_TASK OBJECTIVE:_ What lines of the data include the string "County"? Copy them all.
:: GIVEN ENTRIES
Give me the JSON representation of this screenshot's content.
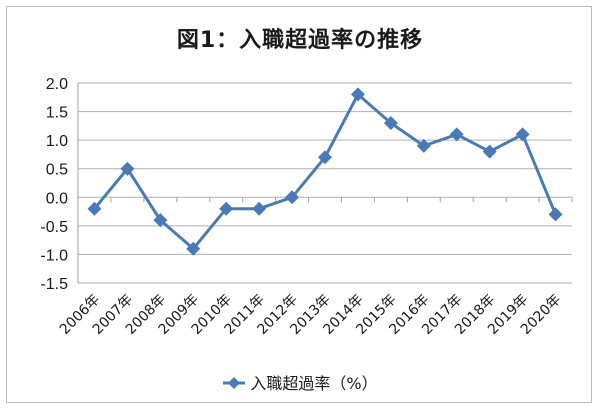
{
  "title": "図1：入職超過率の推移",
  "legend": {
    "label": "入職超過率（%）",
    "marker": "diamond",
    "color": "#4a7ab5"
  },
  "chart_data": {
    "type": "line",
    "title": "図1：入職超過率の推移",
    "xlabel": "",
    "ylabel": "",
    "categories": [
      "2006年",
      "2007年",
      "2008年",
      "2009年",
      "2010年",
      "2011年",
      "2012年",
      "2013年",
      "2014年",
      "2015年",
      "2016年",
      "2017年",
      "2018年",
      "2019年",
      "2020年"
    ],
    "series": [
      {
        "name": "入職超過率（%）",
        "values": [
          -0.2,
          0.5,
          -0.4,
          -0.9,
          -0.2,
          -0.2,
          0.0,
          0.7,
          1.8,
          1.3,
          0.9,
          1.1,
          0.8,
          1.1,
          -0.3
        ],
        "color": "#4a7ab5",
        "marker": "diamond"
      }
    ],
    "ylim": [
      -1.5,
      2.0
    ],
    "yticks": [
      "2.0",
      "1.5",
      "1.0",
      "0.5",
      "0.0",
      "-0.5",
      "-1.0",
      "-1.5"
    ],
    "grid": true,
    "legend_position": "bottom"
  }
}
::::
:: GIVEN ENTRIES
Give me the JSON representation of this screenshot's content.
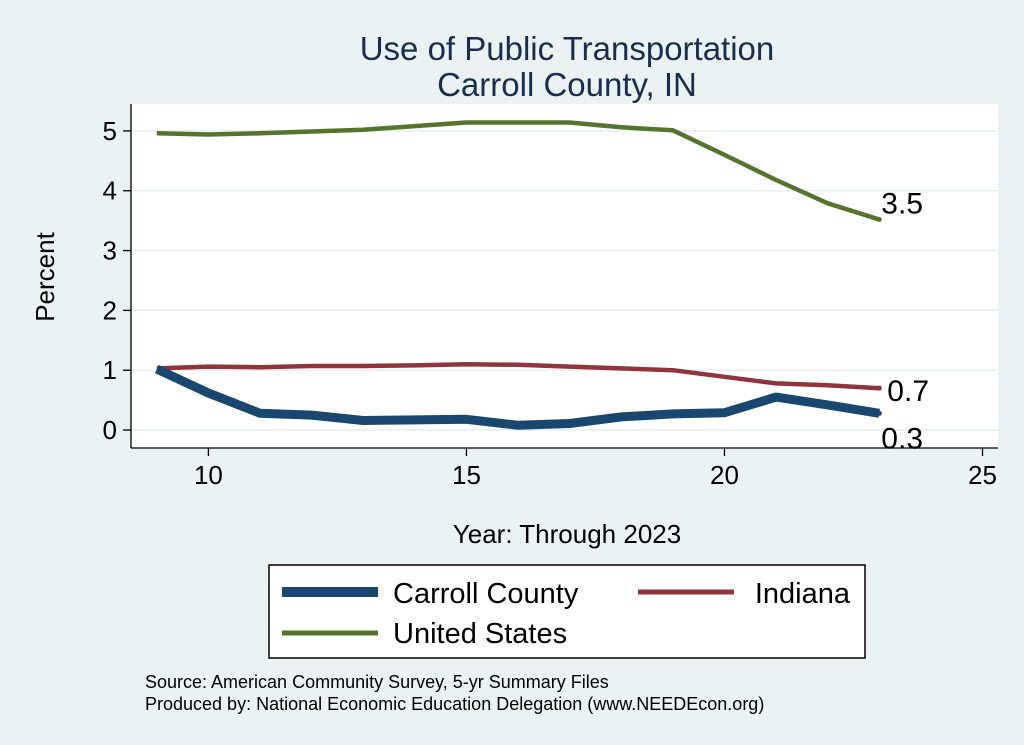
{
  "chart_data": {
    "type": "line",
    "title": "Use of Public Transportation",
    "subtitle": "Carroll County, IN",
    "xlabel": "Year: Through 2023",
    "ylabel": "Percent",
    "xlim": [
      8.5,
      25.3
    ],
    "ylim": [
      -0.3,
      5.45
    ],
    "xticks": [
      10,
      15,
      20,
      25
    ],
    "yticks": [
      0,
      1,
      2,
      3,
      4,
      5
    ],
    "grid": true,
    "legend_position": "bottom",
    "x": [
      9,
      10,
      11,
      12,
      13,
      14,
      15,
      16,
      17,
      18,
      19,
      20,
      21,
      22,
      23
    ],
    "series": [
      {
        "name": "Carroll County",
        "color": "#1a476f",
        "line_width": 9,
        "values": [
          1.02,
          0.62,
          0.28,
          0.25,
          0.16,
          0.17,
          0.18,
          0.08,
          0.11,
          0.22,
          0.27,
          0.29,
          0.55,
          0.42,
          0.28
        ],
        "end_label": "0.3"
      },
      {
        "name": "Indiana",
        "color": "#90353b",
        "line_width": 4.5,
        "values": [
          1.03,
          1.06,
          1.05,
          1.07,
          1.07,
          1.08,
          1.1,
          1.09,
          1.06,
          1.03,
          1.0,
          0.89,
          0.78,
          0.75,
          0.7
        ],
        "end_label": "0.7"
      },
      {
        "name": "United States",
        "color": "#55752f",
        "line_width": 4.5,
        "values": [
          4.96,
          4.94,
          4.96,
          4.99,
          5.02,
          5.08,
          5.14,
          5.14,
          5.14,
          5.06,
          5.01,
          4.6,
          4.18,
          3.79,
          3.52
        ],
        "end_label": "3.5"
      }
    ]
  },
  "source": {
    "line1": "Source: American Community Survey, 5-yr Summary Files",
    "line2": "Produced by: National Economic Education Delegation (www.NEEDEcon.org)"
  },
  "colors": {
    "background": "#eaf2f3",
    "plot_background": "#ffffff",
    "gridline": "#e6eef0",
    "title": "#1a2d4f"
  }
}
::::
:: GIVEN ENTRIES
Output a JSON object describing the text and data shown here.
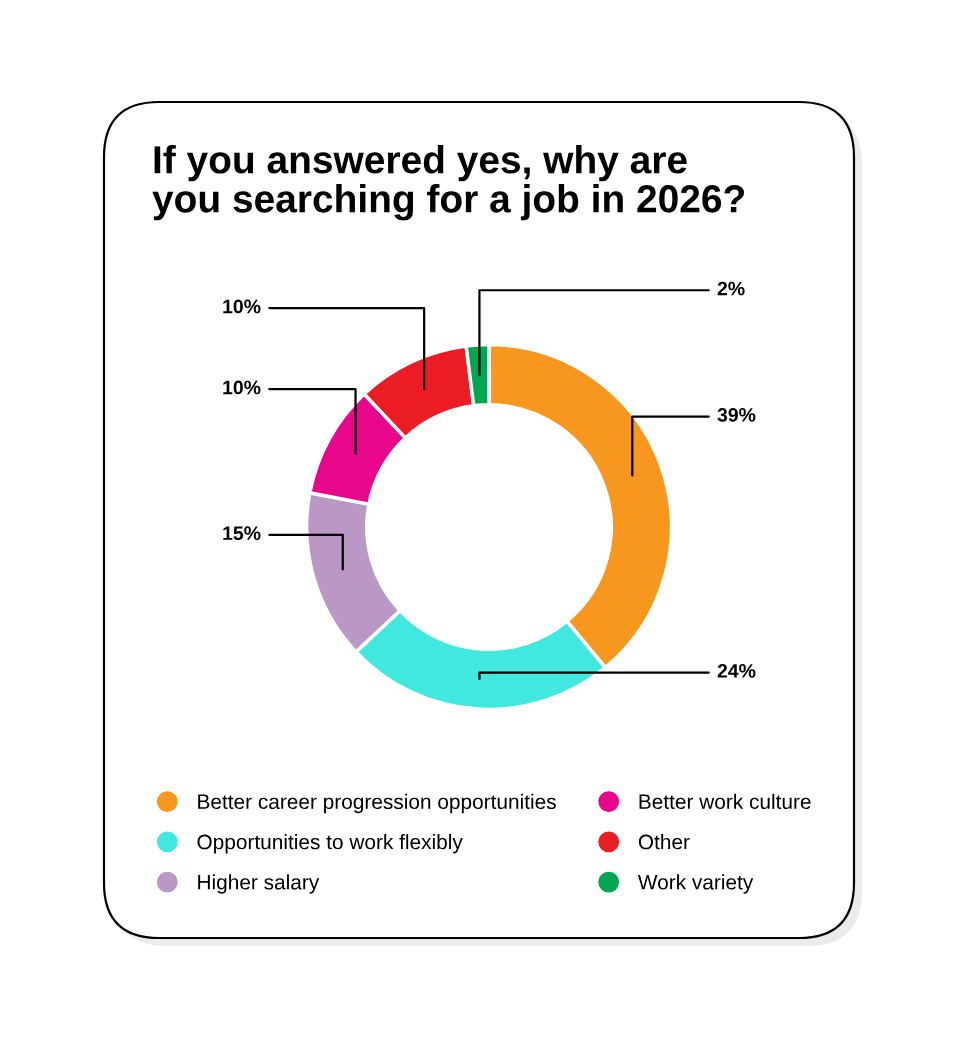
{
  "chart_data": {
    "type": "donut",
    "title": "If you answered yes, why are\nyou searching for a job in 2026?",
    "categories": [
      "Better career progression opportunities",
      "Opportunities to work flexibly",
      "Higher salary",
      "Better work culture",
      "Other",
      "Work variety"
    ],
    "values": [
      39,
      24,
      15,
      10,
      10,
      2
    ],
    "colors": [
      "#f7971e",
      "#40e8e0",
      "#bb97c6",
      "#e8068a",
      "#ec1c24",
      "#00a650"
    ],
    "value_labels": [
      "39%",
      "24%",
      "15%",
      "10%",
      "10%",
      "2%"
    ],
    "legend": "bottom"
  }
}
::::
_FINAL RESULT:_
    "subtitle": "Carroll County, IN",
        "name": "Carroll County",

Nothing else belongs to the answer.